## Stated exercise
Repeat the listing in full. Nothing may be added or left out.

## Material provided
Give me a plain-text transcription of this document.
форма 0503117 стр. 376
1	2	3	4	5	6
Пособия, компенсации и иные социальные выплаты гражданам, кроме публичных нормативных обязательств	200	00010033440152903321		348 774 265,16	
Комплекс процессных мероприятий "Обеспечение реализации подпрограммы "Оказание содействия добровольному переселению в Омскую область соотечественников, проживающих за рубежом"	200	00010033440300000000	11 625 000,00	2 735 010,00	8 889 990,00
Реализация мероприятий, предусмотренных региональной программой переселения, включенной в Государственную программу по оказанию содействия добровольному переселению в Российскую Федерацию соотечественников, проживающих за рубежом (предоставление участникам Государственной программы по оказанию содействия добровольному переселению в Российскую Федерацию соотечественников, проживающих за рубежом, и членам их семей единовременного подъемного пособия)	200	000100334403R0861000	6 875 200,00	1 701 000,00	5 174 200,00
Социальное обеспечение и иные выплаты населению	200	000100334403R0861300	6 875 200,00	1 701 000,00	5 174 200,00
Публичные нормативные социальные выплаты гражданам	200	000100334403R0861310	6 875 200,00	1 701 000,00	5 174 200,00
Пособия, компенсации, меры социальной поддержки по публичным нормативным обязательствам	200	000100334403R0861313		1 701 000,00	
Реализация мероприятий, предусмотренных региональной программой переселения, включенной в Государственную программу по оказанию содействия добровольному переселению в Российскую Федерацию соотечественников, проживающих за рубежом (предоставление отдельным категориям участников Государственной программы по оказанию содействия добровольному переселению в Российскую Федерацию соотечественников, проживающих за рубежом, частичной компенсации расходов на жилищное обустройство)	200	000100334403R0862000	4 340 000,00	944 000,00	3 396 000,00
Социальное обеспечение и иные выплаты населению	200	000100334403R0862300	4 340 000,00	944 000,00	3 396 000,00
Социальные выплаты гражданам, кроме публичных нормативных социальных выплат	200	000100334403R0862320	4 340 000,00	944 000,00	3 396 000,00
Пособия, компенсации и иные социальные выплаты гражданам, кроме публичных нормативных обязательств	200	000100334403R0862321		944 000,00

## Result of this task
Give me a plain-text transcription of this document.
форма 0503117 стр. 376
1	2	3	4	5	6
Пособия, компенсации и иные социальные выплаты гражданам, кроме публичных нормативных обязательств	200	00010033440152903321		348 774 265,16	
Комплекс процессных мероприятий "Обеспечение реализации подпрограммы "Оказание содействия добровольному переселению в Омскую область соотечественников, проживающих за рубежом"	200	00010033440300000000	11 625 000,00	2 735 010,00	8 889 990,00
Реализация мероприятий, предусмотренных региональной программой переселения, включенной в Государственную программу по оказанию содействия добровольному переселению в Российскую Федерацию соотечественников, проживающих за рубежом (предоставление участникам Государственной программы по оказанию содействия добровольному переселению в Российскую Федерацию соотечественников, проживающих за рубежом, и членам их семей единовременного подъемного пособия)	200	000100334403R0861000	6 875 200,00	1 701 000,00	5 174 200,00
Социальное обеспечение и иные выплаты населению	200	000100334403R0861300	6 875 200,00	1 701 000,00	5 174 200,00
Публичные нормативные социальные выплаты гражданам	200	000100334403R0861310	6 875 200,00	1 701 000,00	5 174 200,00
Пособия, компенсации, меры социальной поддержки по публичным нормативным обязательствам	200	000100334403R0861313		1 701 000,00	
Реализация мероприятий, предусмотренных региональной программой переселения, включенной в Государственную программу по оказанию содействия добровольному переселению в Российскую Федерацию соотечественников, проживающих за рубежом (предоставление отдельным категориям участников Государственной программы по оказанию содействия добровольному переселению в Российскую Федерацию соотечественников, проживающих за рубежом, частичной компенсации расходов на жилищное обустройство)	200	000100334403R0862000	4 340 000,00	944 000,00	3 396 000,00
Социальное обеспечение и иные выплаты населению	200	000100334403R0862300	4 340 000,00	944 000,00	3 396 000,00
Социальные выплаты гражданам, кроме публичных нормативных социальных выплат	200	000100334403R0862320	4 340 000,00	944 000,00	3 396 000,00
Пособия, компенсации и иные социальные выплаты гражданам, кроме публичных нормативных обязательств	200	000100334403R0862321		944 000,00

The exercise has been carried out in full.